TASK TO CARRY OUT: Copy each line that has the string "CYLINDER" somewhere in it.

────────────────────

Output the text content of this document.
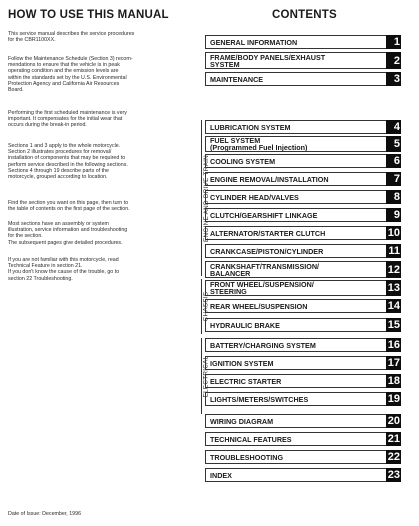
HOW TO USE THIS MANUAL
This service manual describes the service procedures
for the CBR1100XX.
Follow the Maintenance Schedule (Section 3) recom-
mendations to ensure that the vehicle is in peak
operating condition and the emission levels are
within the standards set by the U.S. Environmental
Protection Agency and California Air Resources
Board.
Performing the first scheduled maintenance is very
important. It compensates for the initial wear that
occurs during the break-in period.
Sections 1 and 3 apply to the whole motorcycle.
Section 2 illustrates procedures for removal/
installation of components that may be required to
perform service described in the following sections.
Sections 4 through 19 describe parts of the
motorcycle, grouped according to location.
Find the section you want on this page, then turn to
the table of contents on the first page of the section.
Most sections have an assembly or system
illustration, service information and troubleshooting
for the section.
The subsequent pages give detailed procedures.
If you are not familiar with this motorcycle, read
Technical Feature in section 21.
If you don't know the cause of the trouble, go to
section 22 Troubleshooting.
Date of Issue: December, 1996
CONTENTS
ENGINE AND DRIVE TRAIN
CHASSIS
ELECTRICAL
GENERAL INFORMATION	1
FRAME/BODY PANELS/EXHAUST
SYSTEM	2
MAINTENANCE	3
LUBRICATION SYSTEM	4
FUEL SYSTEM
(Programmed Fuel Injection)	5
COOLING SYSTEM	6
ENGINE REMOVAL/INSTALLATION	7
CYLINDER HEAD/VALVES	8
CLUTCH/GEARSHIFT LINKAGE	9
ALTERNATOR/STARTER CLUTCH	10
CRANKCASE/PISTON/CYLINDER	11
CRANKSHAFT/TRANSMISSION/
BALANCER	12
FRONT WHEEL/SUSPENSION/
STEERING	13
REAR WHEEL/SUSPENSION	14
HYDRAULIC BRAKE	15
BATTERY/CHARGING SYSTEM	16
IGNITION SYSTEM	17
ELECTRIC STARTER	18
LIGHTS/METERS/SWITCHES	19
WIRING DIAGRAM	20
TECHNICAL FEATURES	21
TROUBLESHOOTING	22
INDEX	23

────────────────────

ANSWER TO THE TASK:
CYLINDER HEAD/VALVES	8
CRANKCASE/PISTON/CYLINDER	11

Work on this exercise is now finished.